• Task objective
Gather the lines that hold the string "agreeable".

• Task input

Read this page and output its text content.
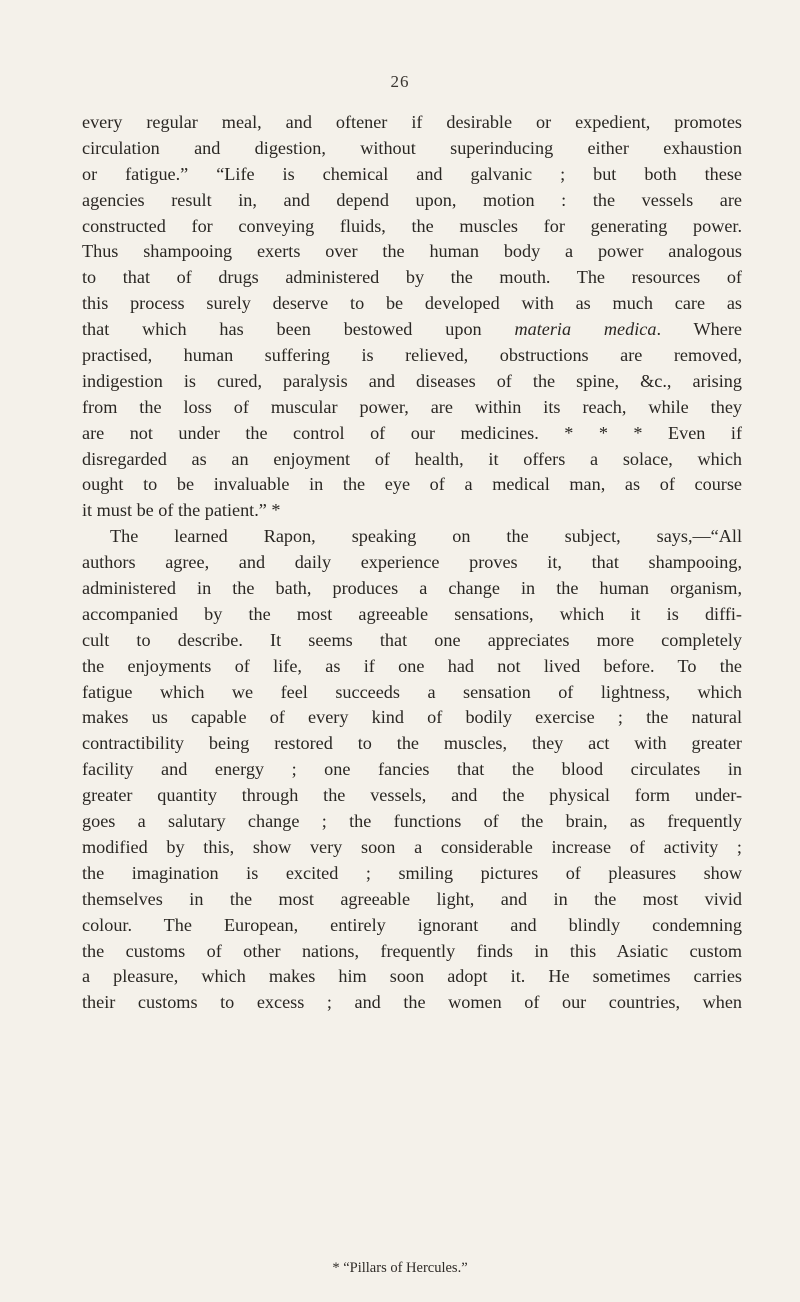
26
every regular meal, and oftener if desirable or expedient, promotes
circulation and digestion, without superinducing either exhaustion
or fatigue.” “Life is chemical and galvanic ; but both these
agencies result in, and depend upon, motion : the vessels are
constructed for conveying fluids, the muscles for generating power.
Thus shampooing exerts over the human body a power analogous
to that of drugs administered by the mouth. The resources of
this process surely deserve to be developed with as much care as
that which has been bestowed upon materia medica. Where
practised, human suffering is relieved, obstructions are removed,
indigestion is cured, paralysis and diseases of the spine, &c., arising
from the loss of muscular power, are within its reach, while they
are not under the control of our medicines. * * * Even if
disregarded as an enjoyment of health, it offers a solace, which
ought to be invaluable in the eye of a medical man, as of course
it must be of the patient.” *
The learned Rapon, speaking on the subject, says,—“All
authors agree, and daily experience proves it, that shampooing,
administered in the bath, produces a change in the human organism,
accompanied by the most agreeable sensations, which it is diffi-
cult to describe. It seems that one appreciates more completely
the enjoyments of life, as if one had not lived before. To the
fatigue which we feel succeeds a sensation of lightness, which
makes us capable of every kind of bodily exercise ; the natural
contractibility being restored to the muscles, they act with greater
facility and energy ; one fancies that the blood circulates in
greater quantity through the vessels, and the physical form under-
goes a salutary change ; the functions of the brain, as frequently
modified by this, show very soon a considerable increase of activity ;
the imagination is excited ; smiling pictures of pleasures show
themselves in the most agreeable light, and in the most vivid
colour. The European, entirely ignorant and blindly condemning
the customs of other nations, frequently finds in this Asiatic custom
a pleasure, which makes him soon adopt it. He sometimes carries
their customs to excess ; and the women of our countries, when
* “Pillars of Hercules.”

• Final result
accompanied by the most agreeable sensations, which it is diffi-
themselves in the most agreeable light, and in the most vivid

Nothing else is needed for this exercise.